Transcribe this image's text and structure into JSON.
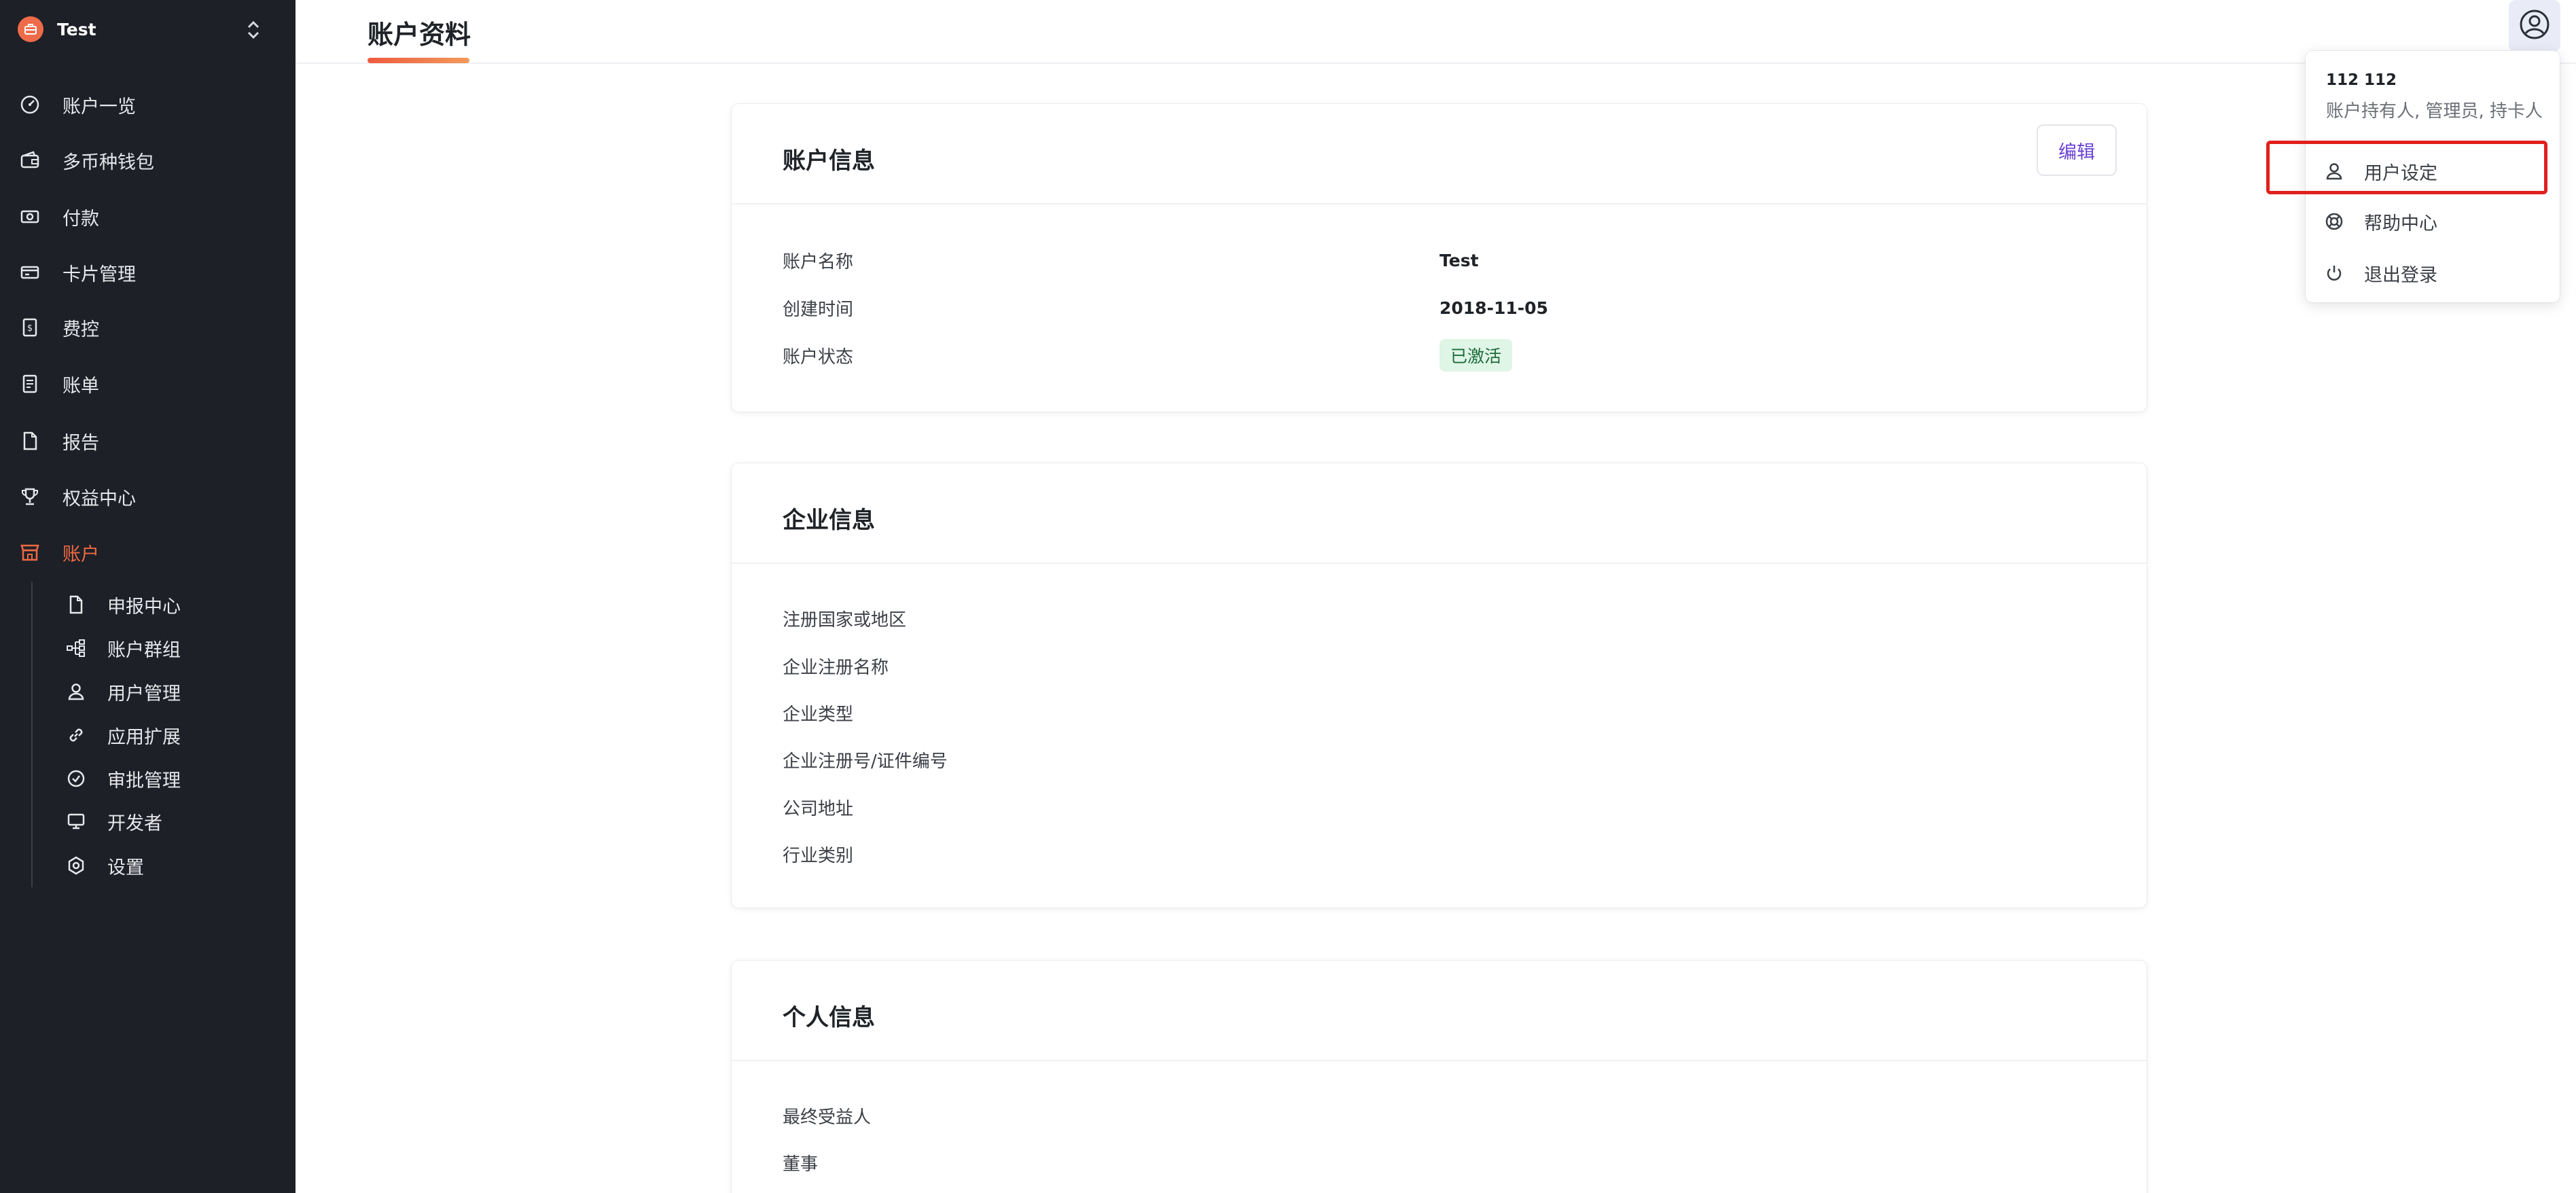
{
  "org": {
    "name": "Test"
  },
  "sidebar": {
    "items": [
      {
        "label": "账户一览",
        "icon": "dashboard-icon"
      },
      {
        "label": "多币种钱包",
        "icon": "wallet-icon"
      },
      {
        "label": "付款",
        "icon": "payment-icon"
      },
      {
        "label": "卡片管理",
        "icon": "card-icon"
      },
      {
        "label": "费控",
        "icon": "expense-icon"
      },
      {
        "label": "账单",
        "icon": "bill-icon"
      },
      {
        "label": "报告",
        "icon": "report-icon"
      },
      {
        "label": "权益中心",
        "icon": "trophy-icon"
      },
      {
        "label": "账户",
        "icon": "store-icon",
        "active": true
      }
    ],
    "subitems": [
      {
        "label": "申报中心",
        "icon": "document-icon"
      },
      {
        "label": "账户群组",
        "icon": "group-icon"
      },
      {
        "label": "用户管理",
        "icon": "user-icon"
      },
      {
        "label": "应用扩展",
        "icon": "link-icon"
      },
      {
        "label": "审批管理",
        "icon": "check-circle-icon"
      },
      {
        "label": "开发者",
        "icon": "monitor-icon"
      },
      {
        "label": "设置",
        "icon": "gear-icon"
      }
    ]
  },
  "header": {
    "title": "账户资料"
  },
  "account_info": {
    "title": "账户信息",
    "edit_label": "编辑",
    "rows": [
      {
        "label": "账户名称",
        "value": "Test"
      },
      {
        "label": "创建时间",
        "value": "2018-11-05"
      },
      {
        "label": "账户状态",
        "value": "已激活"
      }
    ]
  },
  "company_info": {
    "title": "企业信息",
    "rows": [
      {
        "label": "注册国家或地区"
      },
      {
        "label": "企业注册名称"
      },
      {
        "label": "企业类型"
      },
      {
        "label": "企业注册号/证件编号"
      },
      {
        "label": "公司地址"
      },
      {
        "label": "行业类别"
      }
    ]
  },
  "personal_info": {
    "title": "个人信息",
    "rows": [
      {
        "label": "最终受益人"
      },
      {
        "label": "董事"
      }
    ]
  },
  "user_menu": {
    "name": "112 112",
    "roles": "账户持有人, 管理员, 持卡人",
    "items": [
      {
        "label": "用户设定",
        "icon": "user-icon"
      },
      {
        "label": "帮助中心",
        "icon": "lifebuoy-icon"
      },
      {
        "label": "退出登录",
        "icon": "power-icon"
      }
    ]
  },
  "colors": {
    "sidebar_bg": "#1d2027",
    "accent": "#ef6a44",
    "edit_text": "#6a42d6",
    "badge_bg": "#dff5e6",
    "highlight": "#e0201e"
  }
}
....
* [GIVEN TASK] Look through the listing and extract every line with "value" in it.

* [OUTPUT FOR THIS TASK]
        "value": "Test"
        "value": "2018-11-05"
        "value": "已激活"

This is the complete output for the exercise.